Requirements →
Show only lines that include "Limit".

Data supplied →
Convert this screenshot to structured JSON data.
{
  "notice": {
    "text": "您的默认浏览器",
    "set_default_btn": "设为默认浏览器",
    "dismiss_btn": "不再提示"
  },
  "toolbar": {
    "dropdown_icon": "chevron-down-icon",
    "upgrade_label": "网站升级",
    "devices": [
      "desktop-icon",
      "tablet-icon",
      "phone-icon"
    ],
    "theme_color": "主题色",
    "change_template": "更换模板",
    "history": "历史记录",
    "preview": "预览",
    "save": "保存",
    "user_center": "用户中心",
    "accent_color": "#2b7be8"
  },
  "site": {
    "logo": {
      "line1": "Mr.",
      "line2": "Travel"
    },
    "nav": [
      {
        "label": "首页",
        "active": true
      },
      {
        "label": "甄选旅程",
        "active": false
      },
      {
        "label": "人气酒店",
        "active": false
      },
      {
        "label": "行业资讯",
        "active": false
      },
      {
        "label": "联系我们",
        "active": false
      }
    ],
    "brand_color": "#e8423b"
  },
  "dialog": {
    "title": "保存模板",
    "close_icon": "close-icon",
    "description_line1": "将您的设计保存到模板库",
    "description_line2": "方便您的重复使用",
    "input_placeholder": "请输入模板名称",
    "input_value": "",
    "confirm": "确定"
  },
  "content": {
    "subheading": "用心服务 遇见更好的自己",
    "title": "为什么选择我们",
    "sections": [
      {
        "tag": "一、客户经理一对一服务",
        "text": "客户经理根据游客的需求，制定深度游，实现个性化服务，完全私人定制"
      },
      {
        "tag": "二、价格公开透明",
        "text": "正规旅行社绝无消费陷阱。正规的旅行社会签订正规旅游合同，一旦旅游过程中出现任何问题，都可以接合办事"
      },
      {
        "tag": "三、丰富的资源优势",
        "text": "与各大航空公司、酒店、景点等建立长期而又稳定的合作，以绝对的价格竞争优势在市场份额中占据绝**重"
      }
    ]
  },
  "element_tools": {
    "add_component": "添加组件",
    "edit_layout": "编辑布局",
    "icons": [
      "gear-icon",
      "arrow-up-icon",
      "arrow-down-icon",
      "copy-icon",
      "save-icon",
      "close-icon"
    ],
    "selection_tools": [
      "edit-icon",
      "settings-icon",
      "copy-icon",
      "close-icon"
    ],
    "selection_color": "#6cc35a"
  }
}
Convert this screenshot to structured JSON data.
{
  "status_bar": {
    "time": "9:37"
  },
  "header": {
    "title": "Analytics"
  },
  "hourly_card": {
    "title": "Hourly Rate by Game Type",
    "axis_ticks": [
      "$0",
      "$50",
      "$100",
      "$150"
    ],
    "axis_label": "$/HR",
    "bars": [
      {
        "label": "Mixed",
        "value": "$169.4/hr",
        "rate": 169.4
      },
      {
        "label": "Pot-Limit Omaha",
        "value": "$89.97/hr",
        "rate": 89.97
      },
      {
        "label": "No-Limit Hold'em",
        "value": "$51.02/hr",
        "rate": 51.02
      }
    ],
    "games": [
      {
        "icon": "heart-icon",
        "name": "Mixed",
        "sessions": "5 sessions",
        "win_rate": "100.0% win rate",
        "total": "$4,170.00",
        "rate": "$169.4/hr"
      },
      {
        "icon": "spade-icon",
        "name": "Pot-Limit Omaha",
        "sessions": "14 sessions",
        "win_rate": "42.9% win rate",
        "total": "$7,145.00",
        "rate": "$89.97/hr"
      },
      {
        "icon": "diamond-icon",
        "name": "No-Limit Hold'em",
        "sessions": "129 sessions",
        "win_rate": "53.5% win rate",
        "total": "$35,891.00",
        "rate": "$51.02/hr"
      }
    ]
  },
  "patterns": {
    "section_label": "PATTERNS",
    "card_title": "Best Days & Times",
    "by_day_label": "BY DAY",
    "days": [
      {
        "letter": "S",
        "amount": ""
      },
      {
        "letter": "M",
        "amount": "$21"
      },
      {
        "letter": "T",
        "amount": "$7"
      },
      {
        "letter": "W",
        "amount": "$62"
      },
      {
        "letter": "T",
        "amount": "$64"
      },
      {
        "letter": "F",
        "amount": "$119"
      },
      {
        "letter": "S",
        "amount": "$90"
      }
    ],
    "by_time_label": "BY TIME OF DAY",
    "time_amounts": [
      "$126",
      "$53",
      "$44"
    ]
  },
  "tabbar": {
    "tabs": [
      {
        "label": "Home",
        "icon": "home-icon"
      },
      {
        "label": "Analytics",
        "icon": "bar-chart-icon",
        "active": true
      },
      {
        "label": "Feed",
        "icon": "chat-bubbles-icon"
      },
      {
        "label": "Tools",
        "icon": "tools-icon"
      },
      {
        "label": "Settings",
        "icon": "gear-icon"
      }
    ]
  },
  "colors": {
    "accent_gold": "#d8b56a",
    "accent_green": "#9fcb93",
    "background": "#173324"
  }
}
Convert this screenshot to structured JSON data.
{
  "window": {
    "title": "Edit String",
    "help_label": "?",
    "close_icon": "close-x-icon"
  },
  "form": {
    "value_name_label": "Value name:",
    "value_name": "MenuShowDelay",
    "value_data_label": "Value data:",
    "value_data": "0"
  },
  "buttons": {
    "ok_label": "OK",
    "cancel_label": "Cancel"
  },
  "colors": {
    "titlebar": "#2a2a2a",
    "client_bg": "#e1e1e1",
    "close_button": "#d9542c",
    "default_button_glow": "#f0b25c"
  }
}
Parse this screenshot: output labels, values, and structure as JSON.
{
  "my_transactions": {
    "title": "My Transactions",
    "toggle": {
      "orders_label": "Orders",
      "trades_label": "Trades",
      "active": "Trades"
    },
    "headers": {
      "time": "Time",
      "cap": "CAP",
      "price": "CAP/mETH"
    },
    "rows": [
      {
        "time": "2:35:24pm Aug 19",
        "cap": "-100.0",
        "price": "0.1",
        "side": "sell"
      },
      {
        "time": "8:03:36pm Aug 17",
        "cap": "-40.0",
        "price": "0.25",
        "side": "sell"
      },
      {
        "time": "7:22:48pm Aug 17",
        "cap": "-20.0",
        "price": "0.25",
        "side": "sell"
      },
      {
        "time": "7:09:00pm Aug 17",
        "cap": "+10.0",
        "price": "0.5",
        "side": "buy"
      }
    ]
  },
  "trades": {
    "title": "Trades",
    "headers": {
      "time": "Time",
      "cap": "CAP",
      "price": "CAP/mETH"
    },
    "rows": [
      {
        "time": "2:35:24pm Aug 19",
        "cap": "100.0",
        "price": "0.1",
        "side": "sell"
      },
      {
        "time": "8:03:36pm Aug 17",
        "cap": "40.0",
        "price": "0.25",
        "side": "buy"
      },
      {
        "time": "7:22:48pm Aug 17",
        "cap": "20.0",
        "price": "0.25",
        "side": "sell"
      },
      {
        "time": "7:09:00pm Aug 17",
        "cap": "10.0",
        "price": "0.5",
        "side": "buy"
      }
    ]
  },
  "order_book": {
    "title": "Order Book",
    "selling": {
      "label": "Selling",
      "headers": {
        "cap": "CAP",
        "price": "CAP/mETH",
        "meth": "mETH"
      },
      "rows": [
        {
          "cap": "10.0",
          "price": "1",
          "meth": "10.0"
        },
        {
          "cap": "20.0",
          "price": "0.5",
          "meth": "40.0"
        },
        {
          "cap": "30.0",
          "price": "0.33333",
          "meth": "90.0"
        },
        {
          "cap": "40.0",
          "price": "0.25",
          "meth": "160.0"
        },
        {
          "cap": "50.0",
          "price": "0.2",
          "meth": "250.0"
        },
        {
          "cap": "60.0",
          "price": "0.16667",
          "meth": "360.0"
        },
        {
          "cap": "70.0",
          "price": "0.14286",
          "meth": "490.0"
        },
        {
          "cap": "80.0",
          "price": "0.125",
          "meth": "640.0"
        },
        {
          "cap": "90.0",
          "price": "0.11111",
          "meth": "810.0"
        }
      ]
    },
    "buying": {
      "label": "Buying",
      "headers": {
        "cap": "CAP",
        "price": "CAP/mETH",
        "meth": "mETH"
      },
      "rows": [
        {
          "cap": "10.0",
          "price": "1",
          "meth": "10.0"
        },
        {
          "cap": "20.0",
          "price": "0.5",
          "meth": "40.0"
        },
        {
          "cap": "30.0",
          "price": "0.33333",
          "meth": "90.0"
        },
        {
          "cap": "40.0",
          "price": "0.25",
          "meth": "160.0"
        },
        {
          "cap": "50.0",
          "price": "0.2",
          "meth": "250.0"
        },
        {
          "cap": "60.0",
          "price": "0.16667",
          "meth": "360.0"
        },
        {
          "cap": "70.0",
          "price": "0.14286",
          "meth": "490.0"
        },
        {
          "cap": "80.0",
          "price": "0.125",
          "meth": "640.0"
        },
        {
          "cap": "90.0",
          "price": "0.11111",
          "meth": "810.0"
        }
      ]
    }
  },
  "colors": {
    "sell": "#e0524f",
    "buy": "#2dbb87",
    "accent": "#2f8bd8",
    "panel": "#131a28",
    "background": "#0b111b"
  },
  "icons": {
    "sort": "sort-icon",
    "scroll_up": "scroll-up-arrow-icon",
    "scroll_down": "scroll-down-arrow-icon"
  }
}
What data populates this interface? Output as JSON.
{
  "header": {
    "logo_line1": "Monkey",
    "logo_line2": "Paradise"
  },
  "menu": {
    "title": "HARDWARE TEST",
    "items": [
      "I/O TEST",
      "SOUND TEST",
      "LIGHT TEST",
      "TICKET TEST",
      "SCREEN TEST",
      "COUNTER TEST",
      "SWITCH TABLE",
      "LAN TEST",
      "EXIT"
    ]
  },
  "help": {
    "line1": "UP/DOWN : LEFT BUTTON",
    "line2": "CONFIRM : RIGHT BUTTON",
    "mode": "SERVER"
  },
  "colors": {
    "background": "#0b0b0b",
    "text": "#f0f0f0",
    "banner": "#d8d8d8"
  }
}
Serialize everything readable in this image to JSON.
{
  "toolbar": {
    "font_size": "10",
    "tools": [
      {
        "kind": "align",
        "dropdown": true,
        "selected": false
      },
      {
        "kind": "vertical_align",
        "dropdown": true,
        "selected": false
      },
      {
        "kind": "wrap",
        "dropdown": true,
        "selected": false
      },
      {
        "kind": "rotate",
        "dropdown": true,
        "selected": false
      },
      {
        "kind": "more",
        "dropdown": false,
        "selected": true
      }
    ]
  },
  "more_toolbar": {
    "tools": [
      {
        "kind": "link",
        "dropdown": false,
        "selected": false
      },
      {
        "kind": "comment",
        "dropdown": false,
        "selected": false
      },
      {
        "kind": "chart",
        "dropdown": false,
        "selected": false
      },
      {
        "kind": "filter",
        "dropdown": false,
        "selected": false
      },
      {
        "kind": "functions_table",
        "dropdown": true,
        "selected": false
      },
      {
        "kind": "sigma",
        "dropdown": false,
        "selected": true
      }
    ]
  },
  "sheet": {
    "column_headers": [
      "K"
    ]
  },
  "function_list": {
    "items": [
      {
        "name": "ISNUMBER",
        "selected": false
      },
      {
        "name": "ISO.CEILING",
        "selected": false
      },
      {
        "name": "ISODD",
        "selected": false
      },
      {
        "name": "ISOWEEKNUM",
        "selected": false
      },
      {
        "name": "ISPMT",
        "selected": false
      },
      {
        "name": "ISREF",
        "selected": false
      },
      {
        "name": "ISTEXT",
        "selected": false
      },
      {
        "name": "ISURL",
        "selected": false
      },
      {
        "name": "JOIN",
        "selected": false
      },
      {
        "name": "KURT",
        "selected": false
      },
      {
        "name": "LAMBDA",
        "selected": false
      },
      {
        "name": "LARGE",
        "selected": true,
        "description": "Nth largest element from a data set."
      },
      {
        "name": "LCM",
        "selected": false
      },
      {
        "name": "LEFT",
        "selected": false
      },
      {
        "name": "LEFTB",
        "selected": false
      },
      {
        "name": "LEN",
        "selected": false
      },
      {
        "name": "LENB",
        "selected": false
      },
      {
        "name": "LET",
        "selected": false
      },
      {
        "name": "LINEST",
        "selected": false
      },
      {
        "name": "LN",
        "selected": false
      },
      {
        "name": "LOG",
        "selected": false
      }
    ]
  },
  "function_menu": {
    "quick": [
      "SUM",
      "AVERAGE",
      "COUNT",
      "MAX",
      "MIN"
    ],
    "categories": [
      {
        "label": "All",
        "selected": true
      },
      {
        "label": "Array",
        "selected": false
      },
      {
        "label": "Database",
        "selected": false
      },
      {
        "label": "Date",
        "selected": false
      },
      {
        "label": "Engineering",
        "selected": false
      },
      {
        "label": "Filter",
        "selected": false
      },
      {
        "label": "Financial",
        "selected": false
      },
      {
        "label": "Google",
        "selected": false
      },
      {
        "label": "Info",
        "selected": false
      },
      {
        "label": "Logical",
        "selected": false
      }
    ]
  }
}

Exercise output →
        "label": "Pot-Limit Omaha",
        "label": "No-Limit Hold'em",
        "name": "Pot-Limit Omaha",
        "name": "No-Limit Hold'em",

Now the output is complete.